### Records from a data source:
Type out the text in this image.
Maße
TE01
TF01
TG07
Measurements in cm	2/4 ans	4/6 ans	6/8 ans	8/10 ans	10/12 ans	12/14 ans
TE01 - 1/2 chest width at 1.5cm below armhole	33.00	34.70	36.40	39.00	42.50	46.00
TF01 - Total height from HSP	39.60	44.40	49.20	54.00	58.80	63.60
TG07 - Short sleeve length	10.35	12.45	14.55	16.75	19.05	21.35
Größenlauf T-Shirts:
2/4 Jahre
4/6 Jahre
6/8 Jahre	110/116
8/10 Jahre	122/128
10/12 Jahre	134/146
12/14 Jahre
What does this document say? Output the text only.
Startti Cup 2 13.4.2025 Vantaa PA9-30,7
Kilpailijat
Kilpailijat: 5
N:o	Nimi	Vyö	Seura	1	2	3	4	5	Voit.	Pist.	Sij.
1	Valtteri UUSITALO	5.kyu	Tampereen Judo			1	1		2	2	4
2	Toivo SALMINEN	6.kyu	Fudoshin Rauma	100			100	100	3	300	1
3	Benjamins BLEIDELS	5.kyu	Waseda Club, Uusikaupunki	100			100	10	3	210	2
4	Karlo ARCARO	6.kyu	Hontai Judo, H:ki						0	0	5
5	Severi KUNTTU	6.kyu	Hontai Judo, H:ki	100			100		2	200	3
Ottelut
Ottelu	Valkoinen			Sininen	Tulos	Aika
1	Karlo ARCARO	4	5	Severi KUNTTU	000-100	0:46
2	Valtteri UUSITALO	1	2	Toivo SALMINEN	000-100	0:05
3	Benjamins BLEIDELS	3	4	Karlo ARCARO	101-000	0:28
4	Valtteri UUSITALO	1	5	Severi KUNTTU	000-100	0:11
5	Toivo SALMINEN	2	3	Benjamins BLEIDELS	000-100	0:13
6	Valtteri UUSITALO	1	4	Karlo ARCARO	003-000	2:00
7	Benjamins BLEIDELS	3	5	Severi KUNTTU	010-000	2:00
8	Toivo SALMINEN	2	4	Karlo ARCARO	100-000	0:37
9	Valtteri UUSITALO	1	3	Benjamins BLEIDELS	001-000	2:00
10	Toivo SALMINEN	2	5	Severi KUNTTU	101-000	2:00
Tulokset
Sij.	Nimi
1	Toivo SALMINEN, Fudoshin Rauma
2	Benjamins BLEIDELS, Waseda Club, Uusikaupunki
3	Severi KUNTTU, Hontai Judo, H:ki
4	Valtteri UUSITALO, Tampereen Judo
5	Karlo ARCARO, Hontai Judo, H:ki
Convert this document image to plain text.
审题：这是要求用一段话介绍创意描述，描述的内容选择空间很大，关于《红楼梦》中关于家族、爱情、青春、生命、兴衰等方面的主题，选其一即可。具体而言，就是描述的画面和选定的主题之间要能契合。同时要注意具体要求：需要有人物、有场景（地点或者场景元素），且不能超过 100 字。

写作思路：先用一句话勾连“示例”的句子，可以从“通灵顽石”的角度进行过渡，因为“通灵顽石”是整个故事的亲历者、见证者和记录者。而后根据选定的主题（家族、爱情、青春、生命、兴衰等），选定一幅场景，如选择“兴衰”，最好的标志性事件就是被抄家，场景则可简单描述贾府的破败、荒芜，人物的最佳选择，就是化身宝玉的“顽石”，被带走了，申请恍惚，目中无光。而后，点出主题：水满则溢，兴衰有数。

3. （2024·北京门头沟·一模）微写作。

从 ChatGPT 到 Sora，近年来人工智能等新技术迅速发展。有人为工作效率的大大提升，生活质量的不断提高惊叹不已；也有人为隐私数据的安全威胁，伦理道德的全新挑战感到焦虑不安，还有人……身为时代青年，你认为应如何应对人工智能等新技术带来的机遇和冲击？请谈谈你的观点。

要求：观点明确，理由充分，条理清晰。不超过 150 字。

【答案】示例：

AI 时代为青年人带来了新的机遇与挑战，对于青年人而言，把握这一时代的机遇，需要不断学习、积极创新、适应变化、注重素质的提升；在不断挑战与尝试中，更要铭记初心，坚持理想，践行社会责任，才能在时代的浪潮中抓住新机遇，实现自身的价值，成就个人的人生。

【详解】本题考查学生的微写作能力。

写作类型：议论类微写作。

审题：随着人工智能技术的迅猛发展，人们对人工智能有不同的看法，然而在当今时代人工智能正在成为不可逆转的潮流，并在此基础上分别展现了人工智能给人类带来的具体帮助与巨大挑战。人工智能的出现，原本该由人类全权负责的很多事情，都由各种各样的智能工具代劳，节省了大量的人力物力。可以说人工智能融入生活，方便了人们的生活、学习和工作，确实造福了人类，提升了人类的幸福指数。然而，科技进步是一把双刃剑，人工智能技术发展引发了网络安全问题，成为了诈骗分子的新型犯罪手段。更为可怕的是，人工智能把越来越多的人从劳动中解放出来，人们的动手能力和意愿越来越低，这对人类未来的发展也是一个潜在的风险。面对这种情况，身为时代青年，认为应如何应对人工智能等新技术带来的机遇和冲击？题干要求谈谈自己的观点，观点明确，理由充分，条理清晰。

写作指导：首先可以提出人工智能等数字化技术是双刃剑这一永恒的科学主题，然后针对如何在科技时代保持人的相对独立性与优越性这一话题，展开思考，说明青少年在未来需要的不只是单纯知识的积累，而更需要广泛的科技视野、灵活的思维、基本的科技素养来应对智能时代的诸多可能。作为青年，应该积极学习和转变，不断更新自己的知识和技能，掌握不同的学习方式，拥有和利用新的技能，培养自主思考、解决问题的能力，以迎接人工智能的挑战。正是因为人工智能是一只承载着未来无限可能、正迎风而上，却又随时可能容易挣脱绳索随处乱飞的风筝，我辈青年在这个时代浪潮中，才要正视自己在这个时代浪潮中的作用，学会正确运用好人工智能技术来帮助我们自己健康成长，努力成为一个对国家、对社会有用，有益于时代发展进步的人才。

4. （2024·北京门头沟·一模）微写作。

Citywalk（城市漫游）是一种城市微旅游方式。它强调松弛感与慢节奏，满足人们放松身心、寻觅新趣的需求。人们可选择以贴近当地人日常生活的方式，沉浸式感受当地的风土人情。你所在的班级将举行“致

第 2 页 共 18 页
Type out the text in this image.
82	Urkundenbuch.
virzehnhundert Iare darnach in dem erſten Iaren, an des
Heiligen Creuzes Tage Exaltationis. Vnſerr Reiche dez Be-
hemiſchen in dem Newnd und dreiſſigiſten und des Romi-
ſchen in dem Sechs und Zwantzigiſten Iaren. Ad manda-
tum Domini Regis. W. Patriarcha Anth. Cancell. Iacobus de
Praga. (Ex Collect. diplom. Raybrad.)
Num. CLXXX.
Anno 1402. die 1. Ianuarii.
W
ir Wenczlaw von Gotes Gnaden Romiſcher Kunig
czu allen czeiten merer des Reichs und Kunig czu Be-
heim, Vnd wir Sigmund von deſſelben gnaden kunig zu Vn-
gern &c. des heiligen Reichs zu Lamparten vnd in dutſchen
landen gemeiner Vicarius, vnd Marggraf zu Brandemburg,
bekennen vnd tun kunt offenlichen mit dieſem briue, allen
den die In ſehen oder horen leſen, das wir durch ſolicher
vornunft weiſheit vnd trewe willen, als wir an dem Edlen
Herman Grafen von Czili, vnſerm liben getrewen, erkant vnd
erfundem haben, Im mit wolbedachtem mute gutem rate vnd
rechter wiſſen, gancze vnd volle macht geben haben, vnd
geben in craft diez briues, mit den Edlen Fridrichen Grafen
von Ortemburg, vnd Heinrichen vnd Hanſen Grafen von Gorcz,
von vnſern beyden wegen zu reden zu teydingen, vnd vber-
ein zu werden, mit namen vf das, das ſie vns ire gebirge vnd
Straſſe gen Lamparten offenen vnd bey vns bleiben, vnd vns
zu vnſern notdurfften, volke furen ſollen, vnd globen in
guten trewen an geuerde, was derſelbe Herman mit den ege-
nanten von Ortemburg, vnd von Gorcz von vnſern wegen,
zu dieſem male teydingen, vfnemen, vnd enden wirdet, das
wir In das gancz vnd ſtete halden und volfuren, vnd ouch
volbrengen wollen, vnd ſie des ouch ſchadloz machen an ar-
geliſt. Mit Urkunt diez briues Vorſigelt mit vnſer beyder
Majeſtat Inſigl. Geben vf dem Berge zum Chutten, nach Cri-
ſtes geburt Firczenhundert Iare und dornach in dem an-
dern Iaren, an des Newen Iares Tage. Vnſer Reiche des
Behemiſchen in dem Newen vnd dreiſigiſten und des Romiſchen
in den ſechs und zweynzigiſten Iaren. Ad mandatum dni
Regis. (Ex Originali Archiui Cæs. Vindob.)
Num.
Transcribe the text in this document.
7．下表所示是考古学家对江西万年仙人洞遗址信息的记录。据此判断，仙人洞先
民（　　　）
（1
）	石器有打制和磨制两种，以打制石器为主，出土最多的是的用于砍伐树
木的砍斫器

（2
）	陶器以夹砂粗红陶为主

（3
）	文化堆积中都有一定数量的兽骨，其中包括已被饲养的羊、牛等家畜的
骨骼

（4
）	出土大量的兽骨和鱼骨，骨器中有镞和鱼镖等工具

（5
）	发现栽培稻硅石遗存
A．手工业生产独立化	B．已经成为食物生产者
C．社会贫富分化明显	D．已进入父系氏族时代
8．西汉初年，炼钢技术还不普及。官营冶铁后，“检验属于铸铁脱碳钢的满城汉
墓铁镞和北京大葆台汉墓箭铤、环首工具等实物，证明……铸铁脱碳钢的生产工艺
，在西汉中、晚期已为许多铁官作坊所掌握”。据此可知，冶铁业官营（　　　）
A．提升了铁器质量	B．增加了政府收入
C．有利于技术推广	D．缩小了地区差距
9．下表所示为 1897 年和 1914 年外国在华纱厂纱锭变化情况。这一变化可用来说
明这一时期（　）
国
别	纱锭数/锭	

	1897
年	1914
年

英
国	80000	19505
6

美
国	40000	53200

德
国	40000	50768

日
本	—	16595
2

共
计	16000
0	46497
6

### Exercise instructions:
Each line above that holds the string "Club" should be copied and shown.

### Worked solution:
3	Benjamins BLEIDELS	5.kyu	Waseda Club, Uusikaupunki	100			100	10	3	210	2
2	Benjamins BLEIDELS, Waseda Club, Uusikaupunki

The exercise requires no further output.